→ WHAT IS EXPECTED:
I would like every record below transcribed exactly as it is.

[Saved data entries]
******************************

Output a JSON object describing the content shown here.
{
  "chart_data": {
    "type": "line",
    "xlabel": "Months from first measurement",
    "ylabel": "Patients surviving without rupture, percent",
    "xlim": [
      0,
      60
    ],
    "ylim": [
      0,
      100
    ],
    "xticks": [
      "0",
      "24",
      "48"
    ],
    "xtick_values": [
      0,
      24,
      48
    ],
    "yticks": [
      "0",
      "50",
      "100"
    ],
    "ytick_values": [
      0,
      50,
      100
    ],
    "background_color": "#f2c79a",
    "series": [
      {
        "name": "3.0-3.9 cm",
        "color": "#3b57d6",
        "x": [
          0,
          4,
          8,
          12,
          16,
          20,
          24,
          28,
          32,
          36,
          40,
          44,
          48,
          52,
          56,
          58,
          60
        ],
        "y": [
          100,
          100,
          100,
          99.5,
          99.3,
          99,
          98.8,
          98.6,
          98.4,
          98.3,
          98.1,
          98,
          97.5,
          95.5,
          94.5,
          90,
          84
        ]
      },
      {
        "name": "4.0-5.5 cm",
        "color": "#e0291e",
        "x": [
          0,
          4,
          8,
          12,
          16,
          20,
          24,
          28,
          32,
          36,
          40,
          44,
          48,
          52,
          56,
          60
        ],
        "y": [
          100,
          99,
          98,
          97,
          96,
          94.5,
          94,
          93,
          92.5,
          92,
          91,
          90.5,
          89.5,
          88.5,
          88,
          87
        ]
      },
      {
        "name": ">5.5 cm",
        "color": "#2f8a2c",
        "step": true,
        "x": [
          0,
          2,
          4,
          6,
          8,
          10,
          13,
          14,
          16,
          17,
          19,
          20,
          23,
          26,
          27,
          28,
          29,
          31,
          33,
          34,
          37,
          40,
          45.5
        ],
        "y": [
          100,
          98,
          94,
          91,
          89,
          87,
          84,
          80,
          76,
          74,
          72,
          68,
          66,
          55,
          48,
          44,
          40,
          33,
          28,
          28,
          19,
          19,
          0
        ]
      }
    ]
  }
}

******************************

→ ANSWER SPACE:
Output a JSON object describing the content shown here.
{
  "chart_data": {
    "type": "line",
    "xlabel": "Months from first measurement",
    "ylabel": "Patients surviving without rupture, percent",
    "xlim": [
      0,
      60
    ],
    "ylim": [
      0,
      100
    ],
    "xticks": [
      "0",
      "24",
      "48"
    ],
    "xtick_values": [
      0,
      24,
      48
    ],
    "yticks": [
      "0",
      "50",
      "100"
    ],
    "ytick_values": [
      0,
      50,
      100
    ],
    "background_color": "#f2c79a",
    "series": [
      {
        "name": "3.0-3.9 cm",
        "color": "#3b57d6",
        "x": [
          0,
          4,
          8,
          12,
          16,
          20,
          24,
          28,
          32,
          36,
          40,
          44,
          48,
          52,
          56,
          58,
          60
        ],
        "y": [
          100,
          100,
          100,
          99.5,
          99.3,
          99,
          98.8,
          98.6,
          98.4,
          98.3,
          98.1,
          98,
          97.5,
          95.5,
          94.5,
          90,
          84
        ]
      },
      {
        "name": "4.0-5.5 cm",
        "color": "#e0291e",
        "x": [
          0,
          4,
          8,
          12,
          16,
          20,
          24,
          28,
          32,
          36,
          40,
          44,
          48,
          52,
          56,
          60
        ],
        "y": [
          100,
          99,
          98,
          97,
          96,
          94.5,
          94,
          93,
          92.5,
          92,
          91,
          90.5,
          89.5,
          88.5,
          88,
          87
        ]
      },
      {
        "name": ">5.5 cm",
        "color": "#2f8a2c",
        "step": true,
        "x": [
          0,
          2,
          4,
          6,
          8,
          10,
          13,
          14,
          16,
          17,
          19,
          20,
          23,
          26,
          27,
          28,
          29,
          31,
          33,
          34,
          37,
          40,
          45.5
        ],
        "y": [
          100,
          98,
          94,
          91,
          89,
          87,
          84,
          80,
          76,
          74,
          72,
          68,
          66,
          55,
          48,
          44,
          40,
          33,
          28,
          28,
          19,
          19,
          0
        ]
      }
    ]
  }
}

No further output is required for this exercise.